# BEREITGESTELLTER AUSZUG

- - -

27 Jan
2010

EuGH zur Kündigungsfrist – BGB-Regelung europarechtswidrig

von Dr. Sandra Flämig: Rechtsanwältin – Fachanwältin für Arbeitsrecht Stuttgart

Auch junge Menschen können wegen ihres Alters diskriminiert werden – auch durch deutsche Gesetze.

Am 19.01.10 verkündete der Europäische Gerichtshof ein Urteil, das sich auf die Bestimmungen des § 622, Abs.2, Satz 2 BGB bezieht. Darin heißt es:

„Bei der Berechnung der Beschäftigungsdauer werden Zeiten, die vor Vollendung des 25. Lebensjahrs des Arbeitnehmers liegen, nicht berücksichtigt.“

Die Richter des EuGH sahen darin eine Diskriminierung auf Grund des Alters und setzten diese Regel mit ihrem Urteil direkt außer Kraft, in dem die deutschen Arbeitsgerichte angewiesen werden, sie bei laufenden Prozessen unangewendet zu lassen. Eine sofortige Gesetzesänderung des deutschen Rechts ist daher nicht erforderlich.
Die Entscheidung beruht auf der Klage einer Frau, die seit ihrem 18.Lebensjahr ein 10jähriges Arbeitsverhältnis begründet hatte und dann gekündigt wurde.

- - -

# DATENAUSZÜGE

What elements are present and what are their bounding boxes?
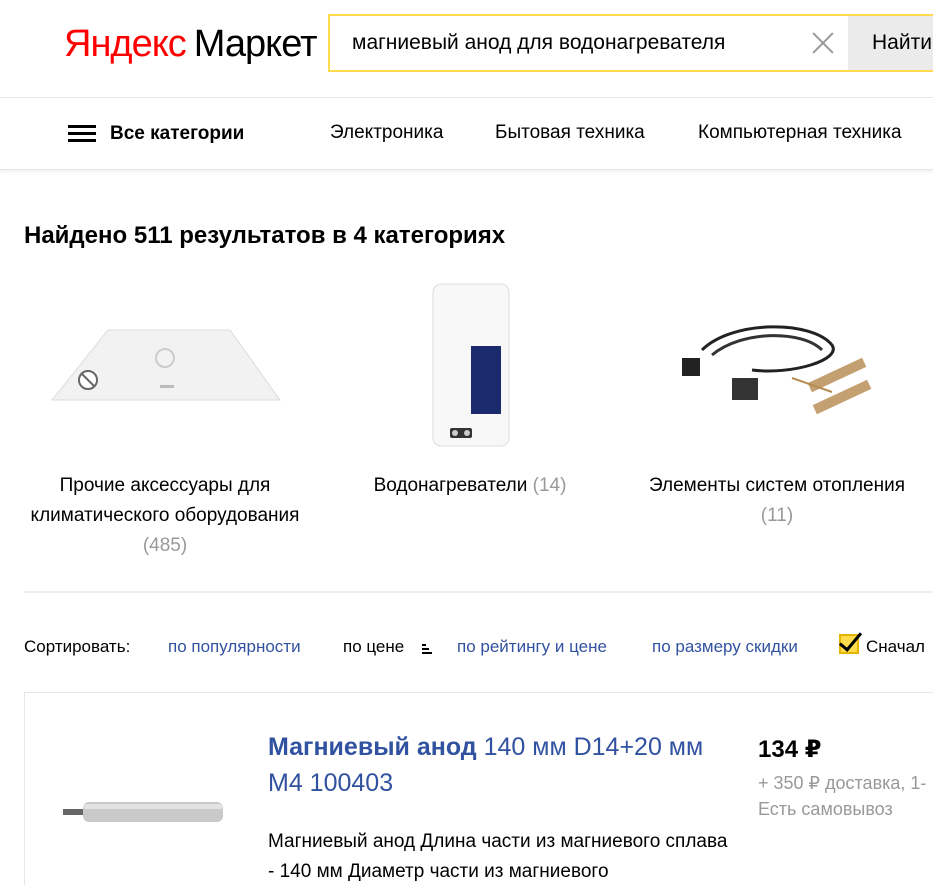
product-pickup: Есть самовывоз — [758, 799, 893, 819]
results-heading: Найдено 511 результатов в 4 категориях — [24, 222, 506, 249]
product-card: Магниевый анод 140 мм D14+20 мм М4 10040… — [24, 692, 933, 885]
checkbox-label: Сначал — [866, 637, 925, 656]
logo-market: Маркет — [193, 23, 318, 65]
sort-by-popularity[interactable]: по популярности — [168, 637, 301, 657]
product-price: 134 ₽ — [758, 736, 822, 763]
all-categories-label: Все категории — [110, 123, 245, 144]
sort-icon — [422, 644, 432, 654]
nav-item-appliances[interactable]: Бытовая техника — [495, 122, 645, 144]
sort-by-discount[interactable]: по размеру скидки — [652, 637, 798, 657]
product-image[interactable] — [63, 793, 227, 833]
menu-icon — [68, 125, 96, 143]
all-categories-button[interactable]: Все категории — [68, 120, 244, 148]
close-icon[interactable] — [808, 28, 838, 58]
category-card[interactable]: Прочие аксессуары для климатического обо… — [30, 280, 300, 561]
category-label: Элементы систем отопления (11) — [649, 475, 905, 526]
header: ЯндексМаркет Найти — [0, 0, 933, 98]
category-label: Водонагреватели (14) — [373, 475, 567, 496]
nav-item-electronics[interactable]: Электроника — [330, 122, 443, 144]
logo-yandex: Яндекс — [64, 23, 187, 65]
sort-label: Сортировать: — [24, 637, 131, 656]
nav-item-computers[interactable]: Компьютерная техника — [698, 122, 902, 144]
product-description: Магниевый анод Длина части из магниевого… — [268, 831, 728, 882]
category-image-accessories — [30, 280, 300, 455]
category-label: Прочие аксессуары для климатического обо… — [30, 475, 300, 556]
category-card[interactable]: Элементы систем отопления (11) — [642, 280, 912, 531]
sort-by-price[interactable]: по цене — [343, 637, 404, 657]
product-delivery: + 350 ₽ доставка, 1- — [758, 773, 927, 793]
search-input[interactable] — [330, 16, 840, 70]
checkbox-icon[interactable] — [839, 634, 859, 654]
category-image-water-heaters — [335, 280, 605, 455]
category-image-heating-elements — [642, 280, 912, 455]
category-nav: Все категории Электроника Бытовая техник… — [0, 98, 933, 170]
category-card[interactable]: Водонагреватели (14) — [335, 280, 605, 501]
product-title-link[interactable]: Магниевый анод 140 мм D14+20 мм М4 10040… — [268, 729, 738, 801]
yandex-market-logo[interactable]: Яндекс Маркет — [64, 20, 318, 68]
search-button[interactable]: Найти — [848, 16, 933, 70]
divider — [24, 591, 933, 593]
sort-by-rating-and-price[interactable]: по рейтингу и цене — [457, 637, 607, 657]
search-bar: Найти — [328, 14, 933, 72]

- - -

# ZIEL A
An welchem Datum verkündete der Europäische Gerichtshof laut dem Auszug sein Urteil?
# ZIEL B
Gib aus dem Auszug den Abschnitt von „Auch junge Menschen“ bis einschließlich „dann gekündigt wurde.“ wortgetreu wieder.
Die Einträge spielen hierfür keine Rolle.

# VOLLSTÄNDIGE ANTWORT A
Am 19.01.10.

# VOLLSTÄNDIGE ANTWORT B
Auch junge Menschen können wegen ihres Alters diskriminiert werden – auch durch deutsche Gesetze.

Am 19.01.10 verkündete der Europäische Gerichtshof ein Urteil, das sich auf die Bestimmungen des § 622, Abs.2, Satz 2 BGB bezieht. Darin heißt es:

„Bei der Berechnung der Beschäftigungsdauer werden Zeiten, die vor Vollendung des 25. Lebensjahrs des Arbeitnehmers liegen, nicht berücksichtigt.“

Die Richter des EuGH sahen darin eine Diskriminierung auf Grund des Alters und setzten diese Regel mit ihrem Urteil direkt außer Kraft, in dem die deutschen Arbeitsgerichte angewiesen werden, sie bei laufenden Prozessen unangewendet zu lassen. Eine sofortige Gesetzesänderung des deutschen Rechts ist daher nicht erforderlich.
Die Entscheidung beruht auf der Klage einer Frau, die seit ihrem 18.Lebensjahr ein 10jähriges Arbeitsverhältnis begründet hatte und dann gekündigt wurde.